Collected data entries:
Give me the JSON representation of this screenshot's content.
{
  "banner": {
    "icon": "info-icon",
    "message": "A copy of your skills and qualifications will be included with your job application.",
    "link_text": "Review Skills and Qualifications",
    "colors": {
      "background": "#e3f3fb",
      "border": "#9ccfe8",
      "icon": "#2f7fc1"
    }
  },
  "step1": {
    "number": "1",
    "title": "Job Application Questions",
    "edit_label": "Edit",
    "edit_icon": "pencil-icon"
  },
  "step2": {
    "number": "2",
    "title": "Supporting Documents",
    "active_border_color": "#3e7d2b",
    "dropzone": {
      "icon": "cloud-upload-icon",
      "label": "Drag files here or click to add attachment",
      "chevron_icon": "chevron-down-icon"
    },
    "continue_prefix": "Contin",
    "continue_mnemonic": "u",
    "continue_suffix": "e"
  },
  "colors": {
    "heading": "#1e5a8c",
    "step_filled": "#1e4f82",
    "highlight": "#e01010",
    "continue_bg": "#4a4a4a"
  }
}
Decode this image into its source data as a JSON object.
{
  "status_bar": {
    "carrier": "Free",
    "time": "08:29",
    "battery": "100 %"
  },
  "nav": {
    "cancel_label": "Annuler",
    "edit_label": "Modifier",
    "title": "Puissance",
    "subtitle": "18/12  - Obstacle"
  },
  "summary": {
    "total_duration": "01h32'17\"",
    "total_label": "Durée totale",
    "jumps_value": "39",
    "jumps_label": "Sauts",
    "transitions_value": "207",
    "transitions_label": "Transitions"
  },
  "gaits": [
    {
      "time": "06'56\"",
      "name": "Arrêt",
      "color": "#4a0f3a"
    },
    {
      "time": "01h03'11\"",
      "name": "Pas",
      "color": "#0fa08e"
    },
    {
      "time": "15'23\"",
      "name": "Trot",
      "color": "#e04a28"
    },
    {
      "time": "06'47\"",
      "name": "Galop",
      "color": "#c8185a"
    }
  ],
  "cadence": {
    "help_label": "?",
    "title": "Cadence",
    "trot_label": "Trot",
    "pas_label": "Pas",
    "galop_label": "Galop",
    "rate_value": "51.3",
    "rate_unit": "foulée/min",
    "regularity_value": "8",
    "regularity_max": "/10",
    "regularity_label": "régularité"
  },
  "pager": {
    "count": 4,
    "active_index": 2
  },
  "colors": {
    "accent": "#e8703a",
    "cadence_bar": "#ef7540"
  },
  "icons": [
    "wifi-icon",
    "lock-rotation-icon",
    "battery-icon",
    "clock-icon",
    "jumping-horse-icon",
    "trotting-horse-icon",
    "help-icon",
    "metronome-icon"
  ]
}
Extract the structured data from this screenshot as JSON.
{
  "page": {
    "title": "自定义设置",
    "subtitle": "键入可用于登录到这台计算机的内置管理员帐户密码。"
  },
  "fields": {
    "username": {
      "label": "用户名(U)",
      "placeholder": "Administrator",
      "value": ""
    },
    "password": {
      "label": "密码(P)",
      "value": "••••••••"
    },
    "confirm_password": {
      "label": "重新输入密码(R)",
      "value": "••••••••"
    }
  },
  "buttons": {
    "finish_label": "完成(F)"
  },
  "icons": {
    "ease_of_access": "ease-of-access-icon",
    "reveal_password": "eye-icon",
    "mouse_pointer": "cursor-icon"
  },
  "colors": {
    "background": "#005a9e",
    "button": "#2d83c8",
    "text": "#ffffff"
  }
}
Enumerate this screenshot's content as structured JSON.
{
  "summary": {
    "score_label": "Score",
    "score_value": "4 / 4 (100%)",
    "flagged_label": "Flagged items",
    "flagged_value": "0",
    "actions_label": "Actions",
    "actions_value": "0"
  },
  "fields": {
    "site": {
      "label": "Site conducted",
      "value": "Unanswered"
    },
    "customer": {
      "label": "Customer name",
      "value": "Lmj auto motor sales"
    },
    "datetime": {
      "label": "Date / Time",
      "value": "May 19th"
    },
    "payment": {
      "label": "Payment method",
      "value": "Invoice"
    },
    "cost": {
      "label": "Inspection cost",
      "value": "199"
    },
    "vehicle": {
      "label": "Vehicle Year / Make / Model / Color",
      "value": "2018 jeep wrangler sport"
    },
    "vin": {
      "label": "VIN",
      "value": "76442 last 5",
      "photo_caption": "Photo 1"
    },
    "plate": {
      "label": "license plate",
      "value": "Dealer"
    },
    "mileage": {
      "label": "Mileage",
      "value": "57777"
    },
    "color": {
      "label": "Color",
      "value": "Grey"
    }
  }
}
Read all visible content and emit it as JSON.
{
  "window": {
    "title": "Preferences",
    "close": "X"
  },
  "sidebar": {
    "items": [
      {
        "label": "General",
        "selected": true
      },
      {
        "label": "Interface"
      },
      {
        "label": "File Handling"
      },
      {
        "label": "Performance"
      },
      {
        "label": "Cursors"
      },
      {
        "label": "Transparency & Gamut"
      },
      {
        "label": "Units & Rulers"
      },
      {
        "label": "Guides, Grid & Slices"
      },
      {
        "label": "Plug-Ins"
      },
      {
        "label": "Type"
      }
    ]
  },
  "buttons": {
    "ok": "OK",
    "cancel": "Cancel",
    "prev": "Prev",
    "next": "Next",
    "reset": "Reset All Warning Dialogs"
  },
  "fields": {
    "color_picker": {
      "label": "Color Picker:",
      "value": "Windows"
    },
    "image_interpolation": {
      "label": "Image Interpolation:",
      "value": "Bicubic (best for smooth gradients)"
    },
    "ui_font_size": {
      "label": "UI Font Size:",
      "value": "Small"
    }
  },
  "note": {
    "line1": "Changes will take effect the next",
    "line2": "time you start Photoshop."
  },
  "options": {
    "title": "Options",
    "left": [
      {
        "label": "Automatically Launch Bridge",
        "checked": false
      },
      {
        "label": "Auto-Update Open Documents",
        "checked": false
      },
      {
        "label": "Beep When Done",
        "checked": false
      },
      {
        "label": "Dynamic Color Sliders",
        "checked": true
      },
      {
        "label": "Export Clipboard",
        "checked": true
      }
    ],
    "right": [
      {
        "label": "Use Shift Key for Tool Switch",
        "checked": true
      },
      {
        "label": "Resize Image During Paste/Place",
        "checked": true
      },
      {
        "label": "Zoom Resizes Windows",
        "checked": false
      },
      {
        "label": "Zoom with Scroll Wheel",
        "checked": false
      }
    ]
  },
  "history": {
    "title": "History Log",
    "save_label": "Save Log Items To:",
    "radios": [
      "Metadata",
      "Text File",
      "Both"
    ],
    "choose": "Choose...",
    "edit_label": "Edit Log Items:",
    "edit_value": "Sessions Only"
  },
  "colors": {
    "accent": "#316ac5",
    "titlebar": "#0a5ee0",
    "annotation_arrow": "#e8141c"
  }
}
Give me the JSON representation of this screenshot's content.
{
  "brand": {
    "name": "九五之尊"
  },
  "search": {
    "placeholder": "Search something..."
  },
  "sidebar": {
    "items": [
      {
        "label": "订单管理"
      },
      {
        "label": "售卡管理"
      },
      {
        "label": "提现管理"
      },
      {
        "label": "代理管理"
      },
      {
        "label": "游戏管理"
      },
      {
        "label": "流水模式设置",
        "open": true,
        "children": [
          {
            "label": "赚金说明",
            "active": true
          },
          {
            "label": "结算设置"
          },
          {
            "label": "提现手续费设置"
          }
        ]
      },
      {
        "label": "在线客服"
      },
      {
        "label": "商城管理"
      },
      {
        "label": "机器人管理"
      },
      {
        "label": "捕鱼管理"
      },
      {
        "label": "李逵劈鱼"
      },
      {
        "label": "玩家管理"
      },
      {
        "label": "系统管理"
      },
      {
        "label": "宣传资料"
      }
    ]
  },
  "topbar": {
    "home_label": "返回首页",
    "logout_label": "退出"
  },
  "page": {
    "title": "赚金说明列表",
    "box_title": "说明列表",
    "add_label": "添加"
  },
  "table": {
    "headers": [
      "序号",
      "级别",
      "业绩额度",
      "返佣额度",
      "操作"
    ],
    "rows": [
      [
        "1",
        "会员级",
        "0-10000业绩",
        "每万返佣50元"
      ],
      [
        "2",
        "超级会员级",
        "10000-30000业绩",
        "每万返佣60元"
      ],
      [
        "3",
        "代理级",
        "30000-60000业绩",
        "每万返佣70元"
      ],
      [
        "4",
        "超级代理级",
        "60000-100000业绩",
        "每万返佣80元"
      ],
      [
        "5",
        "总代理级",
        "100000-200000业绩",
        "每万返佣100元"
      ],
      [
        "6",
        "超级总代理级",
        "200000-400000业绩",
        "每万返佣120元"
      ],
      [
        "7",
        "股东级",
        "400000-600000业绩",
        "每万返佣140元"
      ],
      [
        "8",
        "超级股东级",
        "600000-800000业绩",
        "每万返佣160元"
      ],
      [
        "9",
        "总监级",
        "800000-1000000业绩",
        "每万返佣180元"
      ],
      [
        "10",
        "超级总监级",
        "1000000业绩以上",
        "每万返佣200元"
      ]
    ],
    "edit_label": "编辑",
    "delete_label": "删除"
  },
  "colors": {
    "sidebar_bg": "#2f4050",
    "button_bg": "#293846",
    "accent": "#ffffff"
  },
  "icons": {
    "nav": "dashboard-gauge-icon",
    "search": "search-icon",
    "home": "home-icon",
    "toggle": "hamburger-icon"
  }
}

WHAT THIS TASK INVOLVES » Go through the listing above and pull out each line containing the word "accent".

EXERCISE RESPONSE »
    "accent": "#e8703a",
    "accent": "#316ac5",
    "accent": "#ffffff"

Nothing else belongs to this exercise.